### Short problem A
In the forum thread about checking whether a username is already taken, rewrite the paragraph beginning "Let’s not try to be so paranoid" as a short bulleted list that keeps its main points.

### Supplied passage

Checking if username is already taken

How would doing a SELECT then an INSERT using transactions open it up to “race conditions”?

From the PHP manual (http://www.php.net/manual/en/pdo.transactions.php)

You’re not limited to making updates in a transaction; you can also issue complex queries to extract data, and possibly use that information to build up more updates and queries; while the transaction is active, you are guaranteed that no one else can make changes while you are in the middle of your work. For further reading on transactions, refer to the documentation provided by your database server.

So, you will have different users with the same email?

Can you explain, in case you also need (you will need!) the email to be unique?

There may be another idea :slight_smile:


-- DROP PROCEDURE AddUsername;

DELIMITER |
CREATE PROCEDURE AddUsername(
	IN the_username VARCHAR(150), the_email VARCHAR(250),
	OUT didIt BIGINT(20)
)
BEGIN
DECLARE greenLight INT(1);
SELECT COUNT(`iduser`) INTO greenLight FROM `users` WHERE `username` = the_username OR `email` = the_email;
SET didIt = 0;
IF greenLight = 0 THEN
INSERT INTO `users` ( `username`, `email` ) VALUES ( the_username, the_email );
SET didIt = LAST_INSERT_ID();
END IF;
END |
DELIMITER ;

CALL AddUsername( "george", "m@m.com", @wedidit );
SELECT @wedidit;

Tested on

CREATE TABLE IF NOT EXISTS `users` (
  `iduser` bigint(20) unsigned NOT NULL AUTO_INCREMENT,
  `username` varchar(150) NOT NULL,
  `email` varchar(250) NOT NULL,
  `name` varchar(150) NOT NULL,
  PRIMARY KEY (`iduser`),
  UNIQUE KEY `uniq_username` (`username`)
--  , UNIQUE KEY `uniq_email` (`email`) -- may not be unique
) ENGINE=InnoDB  DEFAULT CHARSET=latin1 AUTO_INCREMENT=1 ;

So now set that up so that several copies of that code run simultaneously so that at least two of them run the SELECT before the first one runs the INSERT.

Let’s not try to be so paranoid and watertight where not really required. What are the chances of two different people entering the same username and pressing the submit button within the same fraction of a second? The likelihood is so tiny than worrying about it makes little sense and in most cases this will never happen. And even if it happens (however I think it’s more likely to get hit by a meteor falling from the sky) then no big deal - the user will see an error message and will have to try again.

### Given entries
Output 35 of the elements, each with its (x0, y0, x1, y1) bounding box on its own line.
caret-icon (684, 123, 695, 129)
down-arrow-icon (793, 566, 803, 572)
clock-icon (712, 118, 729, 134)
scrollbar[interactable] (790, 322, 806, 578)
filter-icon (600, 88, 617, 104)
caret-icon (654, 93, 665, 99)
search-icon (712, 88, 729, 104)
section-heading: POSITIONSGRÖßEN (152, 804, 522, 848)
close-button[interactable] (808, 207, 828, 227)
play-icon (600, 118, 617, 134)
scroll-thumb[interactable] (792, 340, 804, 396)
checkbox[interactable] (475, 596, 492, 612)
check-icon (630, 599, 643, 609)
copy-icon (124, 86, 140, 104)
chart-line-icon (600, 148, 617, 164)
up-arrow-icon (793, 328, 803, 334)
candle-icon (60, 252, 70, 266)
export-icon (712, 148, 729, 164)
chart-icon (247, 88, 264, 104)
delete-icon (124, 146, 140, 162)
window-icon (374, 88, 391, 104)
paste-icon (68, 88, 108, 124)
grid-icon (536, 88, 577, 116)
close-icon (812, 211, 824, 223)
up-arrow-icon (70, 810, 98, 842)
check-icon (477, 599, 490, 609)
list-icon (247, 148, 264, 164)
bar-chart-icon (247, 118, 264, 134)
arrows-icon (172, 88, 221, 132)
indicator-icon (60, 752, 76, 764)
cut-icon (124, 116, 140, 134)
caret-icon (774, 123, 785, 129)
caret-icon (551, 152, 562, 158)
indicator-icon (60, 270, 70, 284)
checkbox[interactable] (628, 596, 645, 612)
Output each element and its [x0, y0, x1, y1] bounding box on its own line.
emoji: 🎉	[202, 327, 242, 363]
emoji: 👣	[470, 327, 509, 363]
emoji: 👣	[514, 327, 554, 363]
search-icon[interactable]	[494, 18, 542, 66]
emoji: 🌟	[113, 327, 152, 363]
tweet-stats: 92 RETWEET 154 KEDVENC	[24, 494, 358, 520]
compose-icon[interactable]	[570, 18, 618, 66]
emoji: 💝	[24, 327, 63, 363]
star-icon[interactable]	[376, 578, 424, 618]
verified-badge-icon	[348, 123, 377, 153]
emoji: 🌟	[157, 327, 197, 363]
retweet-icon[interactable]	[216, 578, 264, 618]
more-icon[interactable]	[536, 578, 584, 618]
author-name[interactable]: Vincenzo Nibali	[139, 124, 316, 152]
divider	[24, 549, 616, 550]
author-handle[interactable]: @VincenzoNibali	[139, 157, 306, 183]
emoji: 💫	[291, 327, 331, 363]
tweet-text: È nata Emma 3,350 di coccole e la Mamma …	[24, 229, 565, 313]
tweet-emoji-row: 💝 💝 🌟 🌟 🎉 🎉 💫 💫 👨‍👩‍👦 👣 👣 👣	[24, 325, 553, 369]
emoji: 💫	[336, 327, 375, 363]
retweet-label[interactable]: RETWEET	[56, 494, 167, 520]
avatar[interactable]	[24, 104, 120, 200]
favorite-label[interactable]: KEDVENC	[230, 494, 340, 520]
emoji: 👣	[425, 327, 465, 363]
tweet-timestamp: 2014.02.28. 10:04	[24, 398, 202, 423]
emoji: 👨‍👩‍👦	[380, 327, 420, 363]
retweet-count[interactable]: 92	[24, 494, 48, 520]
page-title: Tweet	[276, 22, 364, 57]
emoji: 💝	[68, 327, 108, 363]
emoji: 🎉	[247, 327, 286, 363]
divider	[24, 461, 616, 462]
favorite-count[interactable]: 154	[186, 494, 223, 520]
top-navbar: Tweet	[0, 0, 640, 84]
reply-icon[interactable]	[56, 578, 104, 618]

### Short problem B
Return the lines of the records verbatim, starting at the beginning of the records and ending at the line that contains "caret-icon (551, 152, 562, 158)", with both of those lines included.

### Written solution A
- Avoid being overly paranoid and watertight where it is not really required.
- Two different people entering the same username and pressing submit within the same fraction of a second is extremely unlikely and in most cases will never happen.
- Even if it does happen, it is no big deal: the user sees an error message and has to try again.

### Written solution B
Output 35 of the elements, each with its (x0, y0, x1, y1) bounding box on its own line.
caret-icon (684, 123, 695, 129)
down-arrow-icon (793, 566, 803, 572)
clock-icon (712, 118, 729, 134)
scrollbar[interactable] (790, 322, 806, 578)
filter-icon (600, 88, 617, 104)
caret-icon (654, 93, 665, 99)
search-icon (712, 88, 729, 104)
section-heading: POSITIONSGRÖßEN (152, 804, 522, 848)
close-button[interactable] (808, 207, 828, 227)
play-icon (600, 118, 617, 134)
scroll-thumb[interactable] (792, 340, 804, 396)
checkbox[interactable] (475, 596, 492, 612)
check-icon (630, 599, 643, 609)
copy-icon (124, 86, 140, 104)
chart-line-icon (600, 148, 617, 164)
up-arrow-icon (793, 328, 803, 334)
candle-icon (60, 252, 70, 266)
export-icon (712, 148, 729, 164)
chart-icon (247, 88, 264, 104)
delete-icon (124, 146, 140, 162)
window-icon (374, 88, 391, 104)
paste-icon (68, 88, 108, 124)
grid-icon (536, 88, 577, 116)
close-icon (812, 211, 824, 223)
up-arrow-icon (70, 810, 98, 842)
check-icon (477, 599, 490, 609)
list-icon (247, 148, 264, 164)
bar-chart-icon (247, 118, 264, 134)
arrows-icon (172, 88, 221, 132)
indicator-icon (60, 752, 76, 764)
cut-icon (124, 116, 140, 134)
caret-icon (774, 123, 785, 129)
caret-icon (551, 152, 562, 158)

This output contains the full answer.